- EXERCISE DETAILS: Copy, from the entries below, each line where the word "жизни" can be found.

____ RECORDS FOR PROCESSING

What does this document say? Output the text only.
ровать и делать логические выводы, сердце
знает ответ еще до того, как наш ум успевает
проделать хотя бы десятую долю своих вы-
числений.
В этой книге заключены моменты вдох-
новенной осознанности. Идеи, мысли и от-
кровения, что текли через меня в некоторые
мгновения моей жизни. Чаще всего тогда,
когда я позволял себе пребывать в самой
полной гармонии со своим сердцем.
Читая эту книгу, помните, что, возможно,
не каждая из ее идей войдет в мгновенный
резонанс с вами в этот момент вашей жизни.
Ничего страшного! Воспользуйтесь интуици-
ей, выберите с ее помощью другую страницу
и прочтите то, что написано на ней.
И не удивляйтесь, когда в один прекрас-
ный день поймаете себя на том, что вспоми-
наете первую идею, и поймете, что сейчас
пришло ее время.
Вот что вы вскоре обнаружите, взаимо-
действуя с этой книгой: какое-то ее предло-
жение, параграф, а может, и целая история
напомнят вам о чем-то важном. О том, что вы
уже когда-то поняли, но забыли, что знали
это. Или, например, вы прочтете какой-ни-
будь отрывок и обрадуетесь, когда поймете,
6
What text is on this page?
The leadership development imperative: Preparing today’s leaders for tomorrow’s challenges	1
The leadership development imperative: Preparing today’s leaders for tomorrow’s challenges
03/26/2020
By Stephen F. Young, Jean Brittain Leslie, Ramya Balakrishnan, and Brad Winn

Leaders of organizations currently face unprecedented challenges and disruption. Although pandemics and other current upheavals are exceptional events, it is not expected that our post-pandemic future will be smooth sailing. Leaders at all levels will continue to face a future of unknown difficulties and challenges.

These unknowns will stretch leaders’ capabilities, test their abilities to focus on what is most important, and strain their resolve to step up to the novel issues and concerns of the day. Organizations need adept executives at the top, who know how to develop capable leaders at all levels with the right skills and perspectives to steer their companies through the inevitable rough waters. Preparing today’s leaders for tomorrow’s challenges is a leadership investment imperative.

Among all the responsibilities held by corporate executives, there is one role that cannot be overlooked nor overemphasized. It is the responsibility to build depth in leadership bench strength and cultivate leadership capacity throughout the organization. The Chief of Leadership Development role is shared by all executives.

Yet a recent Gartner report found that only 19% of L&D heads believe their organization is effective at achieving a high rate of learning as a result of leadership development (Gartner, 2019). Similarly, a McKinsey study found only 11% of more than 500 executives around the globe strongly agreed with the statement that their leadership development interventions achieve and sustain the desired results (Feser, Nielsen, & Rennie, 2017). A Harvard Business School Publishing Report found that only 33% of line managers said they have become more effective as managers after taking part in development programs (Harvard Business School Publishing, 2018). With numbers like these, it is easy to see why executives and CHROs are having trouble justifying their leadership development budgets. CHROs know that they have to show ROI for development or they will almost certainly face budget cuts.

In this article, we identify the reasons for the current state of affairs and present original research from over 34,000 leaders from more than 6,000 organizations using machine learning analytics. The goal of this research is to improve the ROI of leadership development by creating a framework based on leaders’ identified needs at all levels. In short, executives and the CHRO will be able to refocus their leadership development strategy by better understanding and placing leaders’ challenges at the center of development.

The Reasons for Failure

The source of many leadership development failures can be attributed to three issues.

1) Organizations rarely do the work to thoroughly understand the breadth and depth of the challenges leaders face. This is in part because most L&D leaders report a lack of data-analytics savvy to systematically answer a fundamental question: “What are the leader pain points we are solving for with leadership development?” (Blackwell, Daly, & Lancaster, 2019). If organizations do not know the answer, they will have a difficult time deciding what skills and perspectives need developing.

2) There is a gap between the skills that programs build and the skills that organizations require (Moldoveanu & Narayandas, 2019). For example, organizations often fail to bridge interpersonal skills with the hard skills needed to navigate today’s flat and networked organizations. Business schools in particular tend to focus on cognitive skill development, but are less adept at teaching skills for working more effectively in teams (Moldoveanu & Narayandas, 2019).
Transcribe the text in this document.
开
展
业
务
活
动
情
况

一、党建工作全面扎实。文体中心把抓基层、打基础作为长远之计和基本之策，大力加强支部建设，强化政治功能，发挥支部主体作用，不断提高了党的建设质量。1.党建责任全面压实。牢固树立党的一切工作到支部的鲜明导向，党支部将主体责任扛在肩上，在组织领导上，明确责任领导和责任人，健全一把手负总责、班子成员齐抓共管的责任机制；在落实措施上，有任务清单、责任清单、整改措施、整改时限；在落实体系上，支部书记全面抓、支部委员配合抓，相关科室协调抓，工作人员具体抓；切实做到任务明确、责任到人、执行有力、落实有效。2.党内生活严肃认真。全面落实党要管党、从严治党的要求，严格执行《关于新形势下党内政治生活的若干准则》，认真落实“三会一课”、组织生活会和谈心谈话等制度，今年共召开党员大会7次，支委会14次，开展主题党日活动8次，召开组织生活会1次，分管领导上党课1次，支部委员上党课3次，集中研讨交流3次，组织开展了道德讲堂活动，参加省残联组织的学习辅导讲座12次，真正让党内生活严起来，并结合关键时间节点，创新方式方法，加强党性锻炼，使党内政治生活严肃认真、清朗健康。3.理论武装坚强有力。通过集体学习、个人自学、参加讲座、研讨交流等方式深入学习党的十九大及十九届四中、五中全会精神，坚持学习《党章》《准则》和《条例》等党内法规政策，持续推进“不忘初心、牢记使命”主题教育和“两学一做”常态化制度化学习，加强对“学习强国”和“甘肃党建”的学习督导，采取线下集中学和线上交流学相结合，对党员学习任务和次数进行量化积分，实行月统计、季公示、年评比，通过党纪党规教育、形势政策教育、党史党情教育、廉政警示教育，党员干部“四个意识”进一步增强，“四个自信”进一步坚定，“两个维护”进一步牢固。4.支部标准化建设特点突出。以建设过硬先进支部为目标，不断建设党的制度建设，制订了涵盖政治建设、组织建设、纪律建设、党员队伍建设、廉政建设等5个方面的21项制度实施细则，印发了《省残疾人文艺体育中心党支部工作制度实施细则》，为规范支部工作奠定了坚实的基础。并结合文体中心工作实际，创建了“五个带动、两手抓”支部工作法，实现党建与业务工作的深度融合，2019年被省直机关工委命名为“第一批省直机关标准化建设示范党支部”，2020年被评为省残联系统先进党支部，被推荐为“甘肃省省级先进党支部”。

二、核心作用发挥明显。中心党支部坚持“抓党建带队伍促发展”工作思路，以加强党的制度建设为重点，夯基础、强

________

- WRITTEN SOLUTION:
мгновения моей жизни. Чаще всего тогда,
резонанс с вами в этот момент вашей жизни.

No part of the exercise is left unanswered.